SET EXERCISE: Retype all material exactly. Pictures stay out of the copy.

Stored items:

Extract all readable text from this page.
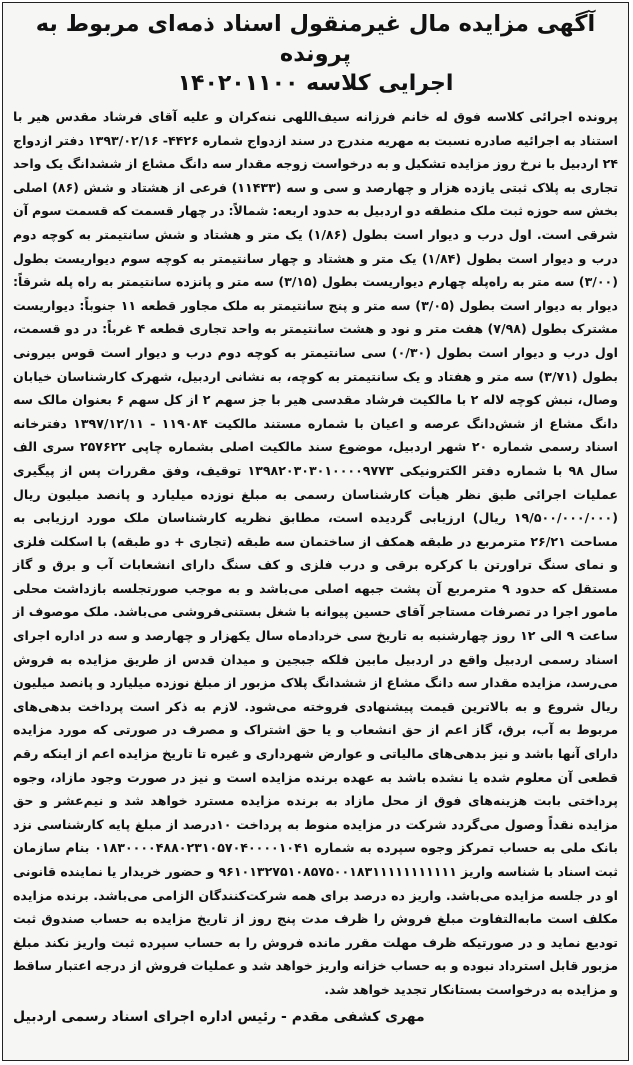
آگهی مزایده مال غیرمنقول اسناد ذمه‌ای مربوط به پرونده
اجرایی کلاسه ۱۴۰۲۰۱۱۰۰

پرونده اجرائی کلاسه فوق له خانم فرزانه سیف‌اللهی ننه‌کران و علیه آقای فرشاد مقدس هیر با استناد به اجرائیه صادره نسبت به مهریه مندرج در سند ازدواج شماره ۴۴۲۶- ۱۳۹۳/۰۲/۱۶ دفتر ازدواج ۲۴ اردبیل با نرخ روز مزایده تشکیل و به درخواست زوجه مقدار سه دانگ مشاع از ششدانگ یک واحد تجاری به پلاک ثبتی یازده هزار و چهارصد و سی و سه (۱۱۴۳۳) فرعی از هشتاد و شش (۸۶) اصلی بخش سه حوزه ثبت ملک منطقه دو اردبیل به حدود اربعه: شمالاً: در چهار قسمت که قسمت سوم آن شرقی است. اول درب و دیوار است بطول (۱/۸۶) یک متر و هشتاد و شش سانتیمتر به کوچه دوم درب و دیوار است بطول (۱/۸۴) یک متر و هشتاد و چهار سانتیمتر به کوچه سوم دیواریست بطول (۳/۰۰) سه متر به راه‌پله چهارم دیواریست بطول (۳/۱۵) سه متر و پانزده سانتیمتر به راه پله شرقاً: دیوار به دیوار است بطول (۳/۰۵) سه متر و پنج سانتیمتر به ملک مجاور قطعه ۱۱ جنوباً: دیواریست مشترک بطول (۷/۹۸) هفت متر و نود و هشت سانتیمتر به واحد تجاری قطعه ۴ غرباً: در دو قسمت، اول درب و دیوار است بطول (۰/۳۰) سی سانتیمتر به کوچه دوم درب و دیوار است قوس بیرونی بطول (۳/۷۱) سه متر و هفتاد و یک سانتیمتر به کوچه، به نشانی اردبیل، شهرک کارشناسان خیابان وصال، نبش کوچه لاله ۲ با مالکیت فرشاد مقدسی هیر با جز سهم ۲ از کل سهم ۶ بعنوان مالک سه دانگ مشاع از شش‌دانگ عرصه و اعیان با شماره مستند مالکیت ۱۱۹۰۸۴ - ۱۳۹۷/۱۲/۱۱ دفترخانه اسناد رسمی شماره ۲۰ شهر اردبیل، موضوع سند مالکیت اصلی بشماره چاپی ۲۵۷۶۲۲ سری الف سال ۹۸ با شماره دفتر الکترونیکی ۱۳۹۸۲۰۳۰۳۰۱۰۰۰۰۹۷۷۳ توقیف، وفق مقررات پس از پیگیری عملیات اجرائی طبق نظر هیأت کارشناسان رسمی به مبلغ نوزده میلیارد و پانصد میلیون ریال (۱۹/۵۰۰/۰۰۰/۰۰۰ ریال) ارزیابی گردیده است، مطابق نظریه کارشناسان ملک مورد ارزیابی به مساحت ۲۶/۲۱ مترمربع در طبقه همکف از ساختمان سه طبقه (تجاری + دو طبقه) با اسکلت فلزی و نمای سنگ تراورتن با کرکره برقی و درب فلزی و کف سنگ دارای انشعابات آب و برق و گاز مستقل که حدود ۹ مترمربع آن پشت جبهه اصلی می‌باشد و به موجب صورتجلسه بازداشت محلی مامور اجرا در تصرفات مستاجر آقای حسین پیوانه با شغل بستنی‌فروشی می‌باشد. ملک موصوف از ساعت ۹ الی ۱۲ روز چهارشنبه به تاریخ سی خردادماه سال یکهزار و چهارصد و سه در اداره اجرای اسناد رسمی اردبیل واقع در اردبیل مابین فلکه جبجین و میدان قدس از طریق مزایده به فروش می‌رسد، مزایده مقدار سه دانگ مشاع از ششدانگ پلاک مزبور از مبلغ نوزده میلیارد و پانصد میلیون ریال شروع و به بالاترین قیمت پیشنهادی فروخته می‌شود. لازم به ذکر است پرداخت بدهی‌های مربوط به آب، برق، گاز اعم از حق انشعاب و یا حق اشتراک و مصرف در صورتی که مورد مزایده دارای آنها باشد و نیز بدهی‌های مالیاتی و عوارض شهرداری و غیره تا تاریخ مزایده اعم از اینکه رقم قطعی آن معلوم شده یا نشده باشد به عهده برنده مزایده است و نیز در صورت وجود مازاد، وجوه پرداختی بابت هزینه‌های فوق از محل مازاد به برنده مزایده مسترد خواهد شد و نیم‌عشر و حق مزایده نقداً وصول می‌گردد شرکت در مزایده منوط به پرداخت ۱۰درصد از مبلغ پایه کارشناسی نزد بانک ملی به حساب تمرکز وجوه سپرده به شماره ۰۱۸۳۰۰۰۰۴۸۸۰۲۳۱۰۵۷۰۴۰۰۰۰۱۰۴۱ بنام سازمان ثبت اسناد با شناسه واریز ۹۶۱۰۱۳۲۷۵۱۰۸۵۷۵۰۰۱۸۳۱۱۱۱۱۱۱۱۱۱۱ و حضور خریدار یا نماینده قانونی او در جلسه مزایده می‌باشد. واریز ده درصد برای همه شرکت‌کنندگان الزامی می‌باشد. برنده مزایده مکلف است مابه‌التفاوت مبلغ فروش را ظرف مدت پنج روز از تاریخ مزایده به حساب صندوق ثبت تودیع نماید و در صورتیکه ظرف مهلت مقرر مانده فروش را به حساب سپرده ثبت واریز نکند مبلغ مزبور قابل استرداد نبوده و به حساب خزانه واریز خواهد شد و عملیات فروش از درجه اعتبار ساقط و مزایده به درخواست بستانکار تجدید خواهد شد.

مهری کشفی مقدم - رئیس اداره اجرای اسناد رسمی اردبیل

FINAL ANSWER:
Extract all readable text from this page.
آگهی مزایده مال غیرمنقول اسناد ذمه‌ای مربوط به پرونده
اجرایی کلاسه ۱۴۰۲۰۱۱۰۰

پرونده اجرائی کلاسه فوق له خانم فرزانه سیف‌اللهی ننه‌کران و علیه آقای فرشاد مقدس هیر با استناد به اجرائیه صادره نسبت به مهریه مندرج در سند ازدواج شماره ۴۴۲۶- ۱۳۹۳/۰۲/۱۶ دفتر ازدواج ۲۴ اردبیل با نرخ روز مزایده تشکیل و به درخواست زوجه مقدار سه دانگ مشاع از ششدانگ یک واحد تجاری به پلاک ثبتی یازده هزار و چهارصد و سی و سه (۱۱۴۳۳) فرعی از هشتاد و شش (۸۶) اصلی بخش سه حوزه ثبت ملک منطقه دو اردبیل به حدود اربعه: شمالاً: در چهار قسمت که قسمت سوم آن شرقی است. اول درب و دیوار است بطول (۱/۸۶) یک متر و هشتاد و شش سانتیمتر به کوچه دوم درب و دیوار است بطول (۱/۸۴) یک متر و هشتاد و چهار سانتیمتر به کوچه سوم دیواریست بطول (۳/۰۰) سه متر به راه‌پله چهارم دیواریست بطول (۳/۱۵) سه متر و پانزده سانتیمتر به راه پله شرقاً: دیوار به دیوار است بطول (۳/۰۵) سه متر و پنج سانتیمتر به ملک مجاور قطعه ۱۱ جنوباً: دیواریست مشترک بطول (۷/۹۸) هفت متر و نود و هشت سانتیمتر به واحد تجاری قطعه ۴ غرباً: در دو قسمت، اول درب و دیوار است بطول (۰/۳۰) سی سانتیمتر به کوچه دوم درب و دیوار است قوس بیرونی بطول (۳/۷۱) سه متر و هفتاد و یک سانتیمتر به کوچه، به نشانی اردبیل، شهرک کارشناسان خیابان وصال، نبش کوچه لاله ۲ با مالکیت فرشاد مقدسی هیر با جز سهم ۲ از کل سهم ۶ بعنوان مالک سه دانگ مشاع از شش‌دانگ عرصه و اعیان با شماره مستند مالکیت ۱۱۹۰۸۴ - ۱۳۹۷/۱۲/۱۱ دفترخانه اسناد رسمی شماره ۲۰ شهر اردبیل، موضوع سند مالکیت اصلی بشماره چاپی ۲۵۷۶۲۲ سری الف سال ۹۸ با شماره دفتر الکترونیکی ۱۳۹۸۲۰۳۰۳۰۱۰۰۰۰۹۷۷۳ توقیف، وفق مقررات پس از پیگیری عملیات اجرائی طبق نظر هیأت کارشناسان رسمی به مبلغ نوزده میلیارد و پانصد میلیون ریال (۱۹/۵۰۰/۰۰۰/۰۰۰ ریال) ارزیابی گردیده است، مطابق نظریه کارشناسان ملک مورد ارزیابی به مساحت ۲۶/۲۱ مترمربع در طبقه همکف از ساختمان سه طبقه (تجاری + دو طبقه) با اسکلت فلزی و نمای سنگ تراورتن با کرکره برقی و درب فلزی و کف سنگ دارای انشعابات آب و برق و گاز مستقل که حدود ۹ مترمربع آن پشت جبهه اصلی می‌باشد و به موجب صورتجلسه بازداشت محلی مامور اجرا در تصرفات مستاجر آقای حسین پیوانه با شغل بستنی‌فروشی می‌باشد. ملک موصوف از ساعت ۹ الی ۱۲ روز چهارشنبه به تاریخ سی خردادماه سال یکهزار و چهارصد و سه در اداره اجرای اسناد رسمی اردبیل واقع در اردبیل مابین فلکه جبجین و میدان قدس از طریق مزایده به فروش می‌رسد، مزایده مقدار سه دانگ مشاع از ششدانگ پلاک مزبور از مبلغ نوزده میلیارد و پانصد میلیون ریال شروع و به بالاترین قیمت پیشنهادی فروخته می‌شود. لازم به ذکر است پرداخت بدهی‌های مربوط به آب، برق، گاز اعم از حق انشعاب و یا حق اشتراک و مصرف در صورتی که مورد مزایده دارای آنها باشد و نیز بدهی‌های مالیاتی و عوارض شهرداری و غیره تا تاریخ مزایده اعم از اینکه رقم قطعی آن معلوم شده یا نشده باشد به عهده برنده مزایده است و نیز در صورت وجود مازاد، وجوه پرداختی بابت هزینه‌های فوق از محل مازاد به برنده مزایده مسترد خواهد شد و نیم‌عشر و حق مزایده نقداً وصول می‌گردد شرکت در مزایده منوط به پرداخت ۱۰درصد از مبلغ پایه کارشناسی نزد بانک ملی به حساب تمرکز وجوه سپرده به شماره ۰۱۸۳۰۰۰۰۴۸۸۰۲۳۱۰۵۷۰۴۰۰۰۰۱۰۴۱ بنام سازمان ثبت اسناد با شناسه واریز ۹۶۱۰۱۳۲۷۵۱۰۸۵۷۵۰۰۱۸۳۱۱۱۱۱۱۱۱۱۱۱ و حضور خریدار یا نماینده قانونی او در جلسه مزایده می‌باشد. واریز ده درصد برای همه شرکت‌کنندگان الزامی می‌باشد. برنده مزایده مکلف است مابه‌التفاوت مبلغ فروش را ظرف مدت پنج روز از تاریخ مزایده به حساب صندوق ثبت تودیع نماید و در صورتیکه ظرف مهلت مقرر مانده فروش را به حساب سپرده ثبت واریز نکند مبلغ مزبور قابل استرداد نبوده و به حساب خزانه واریز خواهد شد و عملیات فروش از درجه اعتبار ساقط و مزایده به درخواست بستانکار تجدید خواهد شد.

مهری کشفی مقدم - رئیس اداره اجرای اسناد رسمی اردبیل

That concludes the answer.